Give the data below again exactly as written, without its pictures.

· · · · · · ·

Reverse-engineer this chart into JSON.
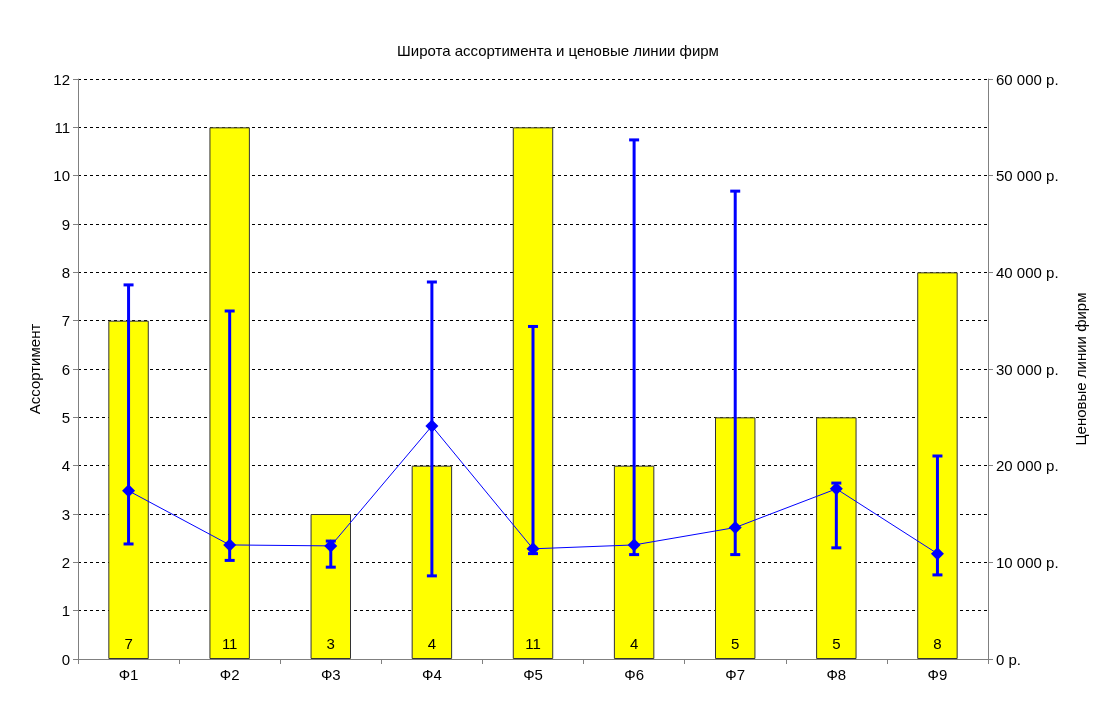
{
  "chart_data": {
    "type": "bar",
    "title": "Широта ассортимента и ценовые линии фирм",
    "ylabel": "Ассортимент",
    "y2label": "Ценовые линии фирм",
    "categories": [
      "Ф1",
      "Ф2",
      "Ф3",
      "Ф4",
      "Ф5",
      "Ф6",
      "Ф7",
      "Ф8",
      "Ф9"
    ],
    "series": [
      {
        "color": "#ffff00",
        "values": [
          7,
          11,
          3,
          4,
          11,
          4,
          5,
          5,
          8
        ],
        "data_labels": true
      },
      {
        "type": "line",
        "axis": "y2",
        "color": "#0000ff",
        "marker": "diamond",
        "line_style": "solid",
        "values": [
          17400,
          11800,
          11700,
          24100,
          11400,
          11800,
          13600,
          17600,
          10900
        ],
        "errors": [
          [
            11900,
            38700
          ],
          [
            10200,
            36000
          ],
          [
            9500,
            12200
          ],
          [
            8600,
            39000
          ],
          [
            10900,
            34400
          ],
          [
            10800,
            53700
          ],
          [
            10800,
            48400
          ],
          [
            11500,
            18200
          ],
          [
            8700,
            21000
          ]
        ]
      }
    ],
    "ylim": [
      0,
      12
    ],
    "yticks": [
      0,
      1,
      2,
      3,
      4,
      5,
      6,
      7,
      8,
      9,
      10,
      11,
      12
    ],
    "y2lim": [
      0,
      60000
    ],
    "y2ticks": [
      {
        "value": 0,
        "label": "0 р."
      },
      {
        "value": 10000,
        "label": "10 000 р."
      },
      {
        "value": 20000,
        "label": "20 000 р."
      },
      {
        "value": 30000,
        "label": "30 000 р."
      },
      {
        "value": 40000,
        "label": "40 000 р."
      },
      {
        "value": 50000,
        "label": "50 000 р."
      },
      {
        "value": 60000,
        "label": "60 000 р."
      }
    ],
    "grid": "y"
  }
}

· · · · · · ·

**TASK SOLUTION:**
Reverse-engineer this chart into JSON.
{
  "chart_data": {
    "type": "bar",
    "title": "Широта ассортимента и ценовые линии фирм",
    "ylabel": "Ассортимент",
    "y2label": "Ценовые линии фирм",
    "categories": [
      "Ф1",
      "Ф2",
      "Ф3",
      "Ф4",
      "Ф5",
      "Ф6",
      "Ф7",
      "Ф8",
      "Ф9"
    ],
    "series": [
      {
        "color": "#ffff00",
        "values": [
          7,
          11,
          3,
          4,
          11,
          4,
          5,
          5,
          8
        ],
        "data_labels": true
      },
      {
        "type": "line",
        "axis": "y2",
        "color": "#0000ff",
        "marker": "diamond",
        "line_style": "solid",
        "values": [
          17400,
          11800,
          11700,
          24100,
          11400,
          11800,
          13600,
          17600,
          10900
        ],
        "errors": [
          [
            11900,
            38700
          ],
          [
            10200,
            36000
          ],
          [
            9500,
            12200
          ],
          [
            8600,
            39000
          ],
          [
            10900,
            34400
          ],
          [
            10800,
            53700
          ],
          [
            10800,
            48400
          ],
          [
            11500,
            18200
          ],
          [
            8700,
            21000
          ]
        ]
      }
    ],
    "ylim": [
      0,
      12
    ],
    "yticks": [
      0,
      1,
      2,
      3,
      4,
      5,
      6,
      7,
      8,
      9,
      10,
      11,
      12
    ],
    "y2lim": [
      0,
      60000
    ],
    "y2ticks": [
      {
        "value": 0,
        "label": "0 р."
      },
      {
        "value": 10000,
        "label": "10 000 р."
      },
      {
        "value": 20000,
        "label": "20 000 р."
      },
      {
        "value": 30000,
        "label": "30 000 р."
      },
      {
        "value": 40000,
        "label": "40 000 р."
      },
      {
        "value": 50000,
        "label": "50 000 р."
      },
      {
        "value": 60000,
        "label": "60 000 р."
      }
    ],
    "grid": "y"
  }
}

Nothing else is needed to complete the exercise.